◆ To be done
Check each line of the listing, and copy it if it contains the word "Thursday".

Data records
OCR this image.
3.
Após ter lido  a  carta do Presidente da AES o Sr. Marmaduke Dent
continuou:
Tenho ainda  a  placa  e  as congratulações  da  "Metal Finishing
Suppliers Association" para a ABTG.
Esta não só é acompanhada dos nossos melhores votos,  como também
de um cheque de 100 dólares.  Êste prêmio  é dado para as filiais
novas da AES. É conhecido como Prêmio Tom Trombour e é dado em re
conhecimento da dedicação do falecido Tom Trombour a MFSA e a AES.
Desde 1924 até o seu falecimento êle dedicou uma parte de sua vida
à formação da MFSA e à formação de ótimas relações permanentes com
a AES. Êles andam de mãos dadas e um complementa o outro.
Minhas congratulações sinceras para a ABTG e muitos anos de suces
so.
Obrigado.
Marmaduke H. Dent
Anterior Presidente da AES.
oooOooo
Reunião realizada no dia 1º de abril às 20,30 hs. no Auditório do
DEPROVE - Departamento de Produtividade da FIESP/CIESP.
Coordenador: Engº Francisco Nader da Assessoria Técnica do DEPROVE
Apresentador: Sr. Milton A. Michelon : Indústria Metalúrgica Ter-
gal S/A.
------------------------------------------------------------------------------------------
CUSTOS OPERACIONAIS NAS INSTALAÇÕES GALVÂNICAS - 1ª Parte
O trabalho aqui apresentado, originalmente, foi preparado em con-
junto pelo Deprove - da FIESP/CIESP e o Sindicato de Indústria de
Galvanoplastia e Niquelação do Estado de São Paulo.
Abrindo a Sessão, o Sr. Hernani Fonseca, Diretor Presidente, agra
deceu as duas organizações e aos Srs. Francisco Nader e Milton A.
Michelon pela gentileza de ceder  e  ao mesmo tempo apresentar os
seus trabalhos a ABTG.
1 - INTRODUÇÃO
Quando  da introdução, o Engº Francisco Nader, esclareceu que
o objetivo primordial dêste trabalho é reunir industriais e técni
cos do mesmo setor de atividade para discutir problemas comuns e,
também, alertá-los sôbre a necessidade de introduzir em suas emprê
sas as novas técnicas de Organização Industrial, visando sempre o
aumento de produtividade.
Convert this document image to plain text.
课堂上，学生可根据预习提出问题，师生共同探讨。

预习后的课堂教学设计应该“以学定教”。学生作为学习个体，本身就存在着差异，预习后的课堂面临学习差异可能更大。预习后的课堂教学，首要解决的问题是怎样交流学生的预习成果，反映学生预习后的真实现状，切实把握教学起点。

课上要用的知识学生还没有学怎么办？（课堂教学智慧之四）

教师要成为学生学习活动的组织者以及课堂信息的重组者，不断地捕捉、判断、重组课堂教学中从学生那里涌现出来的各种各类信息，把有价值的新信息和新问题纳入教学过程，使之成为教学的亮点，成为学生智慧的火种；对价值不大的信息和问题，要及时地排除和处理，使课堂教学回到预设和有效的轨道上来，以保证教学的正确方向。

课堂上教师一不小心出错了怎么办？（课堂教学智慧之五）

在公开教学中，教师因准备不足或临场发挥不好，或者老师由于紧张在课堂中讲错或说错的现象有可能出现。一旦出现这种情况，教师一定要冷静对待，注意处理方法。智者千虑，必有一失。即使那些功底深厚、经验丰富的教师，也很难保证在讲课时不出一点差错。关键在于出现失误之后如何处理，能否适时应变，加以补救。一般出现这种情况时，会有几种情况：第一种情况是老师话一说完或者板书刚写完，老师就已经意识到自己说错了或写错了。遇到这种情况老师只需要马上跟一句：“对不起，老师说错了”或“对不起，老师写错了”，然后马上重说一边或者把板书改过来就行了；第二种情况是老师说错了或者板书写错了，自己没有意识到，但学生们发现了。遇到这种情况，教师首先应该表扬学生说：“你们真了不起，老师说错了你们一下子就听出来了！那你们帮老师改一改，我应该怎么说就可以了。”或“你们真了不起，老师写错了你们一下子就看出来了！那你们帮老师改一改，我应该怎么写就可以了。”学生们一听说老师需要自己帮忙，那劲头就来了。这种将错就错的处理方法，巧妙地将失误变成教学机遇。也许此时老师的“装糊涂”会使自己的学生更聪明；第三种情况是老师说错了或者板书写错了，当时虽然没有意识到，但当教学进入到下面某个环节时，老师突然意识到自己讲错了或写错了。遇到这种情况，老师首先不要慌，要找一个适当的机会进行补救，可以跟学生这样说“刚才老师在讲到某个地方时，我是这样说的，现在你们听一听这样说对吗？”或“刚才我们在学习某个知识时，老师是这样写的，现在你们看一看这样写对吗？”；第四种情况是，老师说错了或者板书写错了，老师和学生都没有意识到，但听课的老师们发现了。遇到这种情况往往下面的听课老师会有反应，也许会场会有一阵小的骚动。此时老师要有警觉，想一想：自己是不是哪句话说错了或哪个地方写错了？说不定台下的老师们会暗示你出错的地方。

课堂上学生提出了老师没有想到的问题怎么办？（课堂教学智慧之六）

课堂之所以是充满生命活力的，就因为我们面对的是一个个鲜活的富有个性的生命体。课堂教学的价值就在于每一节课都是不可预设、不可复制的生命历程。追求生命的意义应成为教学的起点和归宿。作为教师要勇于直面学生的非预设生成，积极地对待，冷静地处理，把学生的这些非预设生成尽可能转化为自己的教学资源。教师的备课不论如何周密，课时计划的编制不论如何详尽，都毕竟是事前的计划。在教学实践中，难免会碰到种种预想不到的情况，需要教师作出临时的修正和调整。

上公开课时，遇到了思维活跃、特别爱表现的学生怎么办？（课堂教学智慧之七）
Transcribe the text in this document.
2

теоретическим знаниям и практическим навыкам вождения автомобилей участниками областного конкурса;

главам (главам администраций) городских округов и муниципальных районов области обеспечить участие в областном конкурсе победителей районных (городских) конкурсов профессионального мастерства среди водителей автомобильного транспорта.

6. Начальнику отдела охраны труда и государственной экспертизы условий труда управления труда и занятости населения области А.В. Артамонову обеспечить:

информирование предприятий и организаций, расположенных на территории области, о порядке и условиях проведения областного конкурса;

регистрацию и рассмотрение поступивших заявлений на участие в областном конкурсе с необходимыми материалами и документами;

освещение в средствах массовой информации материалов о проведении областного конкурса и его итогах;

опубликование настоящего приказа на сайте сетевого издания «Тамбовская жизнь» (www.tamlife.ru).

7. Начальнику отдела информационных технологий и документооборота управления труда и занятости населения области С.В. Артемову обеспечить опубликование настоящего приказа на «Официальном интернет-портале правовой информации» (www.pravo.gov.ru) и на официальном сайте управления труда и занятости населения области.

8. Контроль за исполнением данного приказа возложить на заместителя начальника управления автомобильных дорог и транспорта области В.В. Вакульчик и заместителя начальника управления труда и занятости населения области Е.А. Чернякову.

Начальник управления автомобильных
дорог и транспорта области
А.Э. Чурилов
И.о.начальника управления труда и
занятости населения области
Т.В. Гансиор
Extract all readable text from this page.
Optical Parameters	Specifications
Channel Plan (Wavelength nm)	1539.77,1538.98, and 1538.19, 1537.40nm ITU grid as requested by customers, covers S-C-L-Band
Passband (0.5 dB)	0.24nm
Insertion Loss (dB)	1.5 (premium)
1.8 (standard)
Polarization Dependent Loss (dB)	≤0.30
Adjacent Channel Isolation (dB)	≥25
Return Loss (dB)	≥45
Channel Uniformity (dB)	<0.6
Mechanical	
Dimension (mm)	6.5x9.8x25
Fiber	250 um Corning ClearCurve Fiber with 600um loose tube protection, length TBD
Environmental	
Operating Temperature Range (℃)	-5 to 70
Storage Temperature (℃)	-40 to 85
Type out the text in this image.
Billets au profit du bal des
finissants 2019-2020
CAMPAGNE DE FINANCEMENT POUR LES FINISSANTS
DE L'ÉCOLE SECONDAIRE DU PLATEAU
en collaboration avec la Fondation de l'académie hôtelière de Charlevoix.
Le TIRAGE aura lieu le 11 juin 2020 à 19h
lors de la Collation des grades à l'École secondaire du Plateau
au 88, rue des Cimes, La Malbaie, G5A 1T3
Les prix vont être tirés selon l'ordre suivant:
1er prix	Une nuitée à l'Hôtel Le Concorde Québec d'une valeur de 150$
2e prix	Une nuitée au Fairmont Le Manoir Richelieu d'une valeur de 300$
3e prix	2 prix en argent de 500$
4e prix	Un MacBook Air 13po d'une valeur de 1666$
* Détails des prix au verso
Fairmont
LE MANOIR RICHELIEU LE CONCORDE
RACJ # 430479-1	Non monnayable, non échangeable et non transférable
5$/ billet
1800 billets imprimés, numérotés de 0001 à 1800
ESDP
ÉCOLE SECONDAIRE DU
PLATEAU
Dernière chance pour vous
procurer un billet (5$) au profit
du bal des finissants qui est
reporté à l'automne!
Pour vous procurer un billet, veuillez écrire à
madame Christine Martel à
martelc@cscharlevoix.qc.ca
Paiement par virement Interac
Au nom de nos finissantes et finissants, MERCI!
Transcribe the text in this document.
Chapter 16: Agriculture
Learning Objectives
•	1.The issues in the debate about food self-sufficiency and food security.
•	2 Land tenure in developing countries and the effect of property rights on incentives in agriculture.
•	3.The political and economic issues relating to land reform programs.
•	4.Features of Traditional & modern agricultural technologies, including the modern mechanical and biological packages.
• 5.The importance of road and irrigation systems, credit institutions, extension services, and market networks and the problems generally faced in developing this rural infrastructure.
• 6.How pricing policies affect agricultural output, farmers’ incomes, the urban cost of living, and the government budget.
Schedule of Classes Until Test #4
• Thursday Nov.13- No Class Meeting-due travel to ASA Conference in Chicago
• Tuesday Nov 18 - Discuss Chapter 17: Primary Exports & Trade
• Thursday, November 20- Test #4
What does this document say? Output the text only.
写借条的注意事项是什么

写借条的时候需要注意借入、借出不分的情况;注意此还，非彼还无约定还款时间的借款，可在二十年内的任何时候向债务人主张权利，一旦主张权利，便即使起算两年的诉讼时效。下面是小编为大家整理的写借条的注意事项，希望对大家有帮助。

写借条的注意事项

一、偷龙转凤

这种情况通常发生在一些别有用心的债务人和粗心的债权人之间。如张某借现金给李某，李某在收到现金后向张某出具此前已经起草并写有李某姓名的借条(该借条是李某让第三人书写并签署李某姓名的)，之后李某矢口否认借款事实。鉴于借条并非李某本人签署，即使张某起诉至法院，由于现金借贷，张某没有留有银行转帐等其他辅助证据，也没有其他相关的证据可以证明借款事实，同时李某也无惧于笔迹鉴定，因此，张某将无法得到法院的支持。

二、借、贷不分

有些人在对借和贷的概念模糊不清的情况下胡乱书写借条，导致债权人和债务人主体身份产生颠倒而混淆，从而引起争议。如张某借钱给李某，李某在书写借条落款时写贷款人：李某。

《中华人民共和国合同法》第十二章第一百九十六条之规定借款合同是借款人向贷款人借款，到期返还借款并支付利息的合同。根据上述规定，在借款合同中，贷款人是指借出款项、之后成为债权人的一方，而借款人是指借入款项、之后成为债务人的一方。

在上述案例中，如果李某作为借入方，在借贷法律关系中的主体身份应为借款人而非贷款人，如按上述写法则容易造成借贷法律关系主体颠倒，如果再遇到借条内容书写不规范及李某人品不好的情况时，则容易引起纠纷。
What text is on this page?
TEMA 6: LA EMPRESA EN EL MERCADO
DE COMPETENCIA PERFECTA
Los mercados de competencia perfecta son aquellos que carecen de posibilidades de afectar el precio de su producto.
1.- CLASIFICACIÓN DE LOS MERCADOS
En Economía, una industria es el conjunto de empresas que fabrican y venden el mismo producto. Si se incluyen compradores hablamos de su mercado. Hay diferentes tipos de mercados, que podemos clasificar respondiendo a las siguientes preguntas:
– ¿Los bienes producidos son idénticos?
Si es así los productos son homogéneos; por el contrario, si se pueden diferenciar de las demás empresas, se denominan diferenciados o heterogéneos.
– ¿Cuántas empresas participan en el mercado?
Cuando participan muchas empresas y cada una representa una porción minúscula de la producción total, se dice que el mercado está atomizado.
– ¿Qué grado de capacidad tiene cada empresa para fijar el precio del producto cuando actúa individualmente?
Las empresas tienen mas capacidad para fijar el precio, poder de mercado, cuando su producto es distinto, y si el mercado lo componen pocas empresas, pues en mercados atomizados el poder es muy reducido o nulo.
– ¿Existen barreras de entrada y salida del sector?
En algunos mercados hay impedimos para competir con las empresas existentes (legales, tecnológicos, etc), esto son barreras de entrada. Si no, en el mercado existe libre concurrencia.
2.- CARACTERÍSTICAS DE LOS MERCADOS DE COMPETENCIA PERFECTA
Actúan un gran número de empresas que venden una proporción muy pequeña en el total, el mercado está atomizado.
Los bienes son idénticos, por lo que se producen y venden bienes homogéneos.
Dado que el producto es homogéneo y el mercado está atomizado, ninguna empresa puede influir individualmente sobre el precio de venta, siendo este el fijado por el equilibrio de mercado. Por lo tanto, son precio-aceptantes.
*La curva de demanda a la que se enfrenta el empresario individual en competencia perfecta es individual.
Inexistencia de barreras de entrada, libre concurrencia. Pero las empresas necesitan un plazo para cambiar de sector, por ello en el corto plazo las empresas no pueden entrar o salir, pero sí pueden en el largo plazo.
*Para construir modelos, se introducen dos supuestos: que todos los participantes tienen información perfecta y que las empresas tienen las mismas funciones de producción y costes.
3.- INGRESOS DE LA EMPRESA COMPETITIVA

◆ Solution to this exercise
• Thursday Nov.13- No Class Meeting-due travel to ASA Conference in Chicago
• Thursday, November 20- Test #4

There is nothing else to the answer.